→ Exercise task
Rewrite the lines below as a numbered list, omitting any blank lines and leaving the pictures out of the answer.

→ Data lines
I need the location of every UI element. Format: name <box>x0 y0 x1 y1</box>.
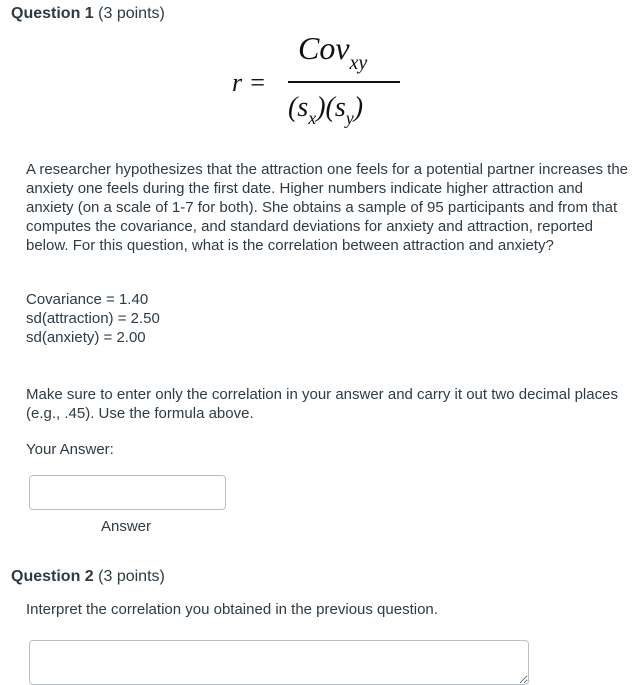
formula-fraction-bar <box>288 81 400 83</box>
formula-lhs: r = <box>232 68 267 97</box>
formula-den-sub-y: y <box>345 108 354 128</box>
question-2-header <box>11 568 165 586</box>
question-1-points: (3 points) <box>98 5 165 22</box>
formula-cov-subscript: xy <box>349 52 368 74</box>
statistics-list <box>26 290 160 347</box>
formula-den-open: (s <box>288 92 309 123</box>
formula-den-close: ) <box>353 92 364 123</box>
formula-den-mid: )(s <box>316 92 346 123</box>
your-answer-label: Your Answer: <box>26 441 114 458</box>
question-1-text: A researcher hypothesizes that the attraction one feels for a potential partner increases the anxiety one feels during the first date. Higher numbers indicate higher attraction and anxiety (on a scale of 1-7 for both). She obtains a sample of 95 participants and from that computes the covariance, and standard deviations for anxiety and attraction, reported below. For this question, what is the correlation between attraction and anxiety? <box>26 161 629 254</box>
question-2-points: (3 points) <box>98 568 165 585</box>
stat-sd-anxiety: sd(anxiety) = 2.00 <box>26 329 146 346</box>
question-1-title: Question 1 <box>11 5 94 22</box>
interpretation-answer-input[interactable] <box>29 640 529 685</box>
formula-numerator <box>298 30 368 74</box>
stat-covariance: Covariance = 1.40 <box>26 291 149 308</box>
formula-cov: Cov <box>298 30 350 66</box>
answer-instructions: Make sure to enter only the correlation in your answer and carry it out two decimal places (e.g., .45). Use the formula above. <box>26 386 618 422</box>
correlation-answer-input[interactable] <box>29 475 226 510</box>
formula-den-sub-x: x <box>308 108 317 128</box>
question-1-header <box>11 5 165 23</box>
answer-input-caption: Answer <box>101 518 152 535</box>
stat-sd-attraction: sd(attraction) = 2.50 <box>26 310 160 327</box>
question-2-text: Interpret the correlation you obtained in the previous question. <box>26 601 438 618</box>
question-2-title: Question 2 <box>11 568 94 585</box>
correlation-formula <box>232 32 412 142</box>
formula-denominator <box>288 92 364 128</box>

→ Problem solution
1. I need the location of every UI element. Format: name <box>x0 y0 x1 y1</box>.
2. formula-fraction-bar <box>288 81 400 83</box>
3. formula-lhs: r = <box>232 68 267 97</box>
4. formula-den-sub-y: y <box>345 108 354 128</box>
5. question-2-header <box>11 568 165 586</box>
6. question-1-points: (3 points) <box>98 5 165 22</box>
7. formula-cov-subscript: xy <box>349 52 368 74</box>
8. statistics-list <box>26 290 160 347</box>
9. formula-den-open: (s <box>288 92 309 123</box>
10. formula-den-close: ) <box>353 92 364 123</box>
11. formula-den-mid: )(s <box>316 92 346 123</box>
12. your-answer-label: Your Answer: <box>26 441 114 458</box>
13. question-1-text: A researcher hypothesizes that the attraction one feels for a potential partner increases the anxiety one feels during the first date. Higher numbers indicate higher attraction and anxiety (on a scale of 1-7 for both). She obtains a sample of 95 participants and from that computes the covariance, and standard deviations for anxiety and attraction, reported below. For this question, what is the correlation between attraction and anxiety? <box>26 161 629 254</box>
14. question-2-points: (3 points) <box>98 568 165 585</box>
15. stat-sd-anxiety: sd(anxiety) = 2.00 <box>26 329 146 346</box>
16. question-1-title: Question 1 <box>11 5 94 22</box>
17. interpretation-answer-input[interactable] <box>29 640 529 685</box>
18. formula-numerator <box>298 30 368 74</box>
19. stat-covariance: Covariance = 1.40 <box>26 291 149 308</box>
20. formula-cov: Cov <box>298 30 350 66</box>
21. answer-instructions: Make sure to enter only the correlation in your answer and carry it out two decimal places (e.g., .45). Use the formula above. <box>26 386 618 422</box>
22. correlation-answer-input[interactable] <box>29 475 226 510</box>
23. formula-den-sub-x: x <box>308 108 317 128</box>
24. question-1-header <box>11 5 165 23</box>
25. answer-input-caption: Answer <box>101 518 152 535</box>
26. stat-sd-attraction: sd(attraction) = 2.50 <box>26 310 160 327</box>
27. question-2-text: Interpret the correlation you obtained in the previous question. <box>26 601 438 618</box>
28. question-2-title: Question 2 <box>11 568 94 585</box>
29. correlation-formula <box>232 32 412 142</box>
30. formula-denominator <box>288 92 364 128</box>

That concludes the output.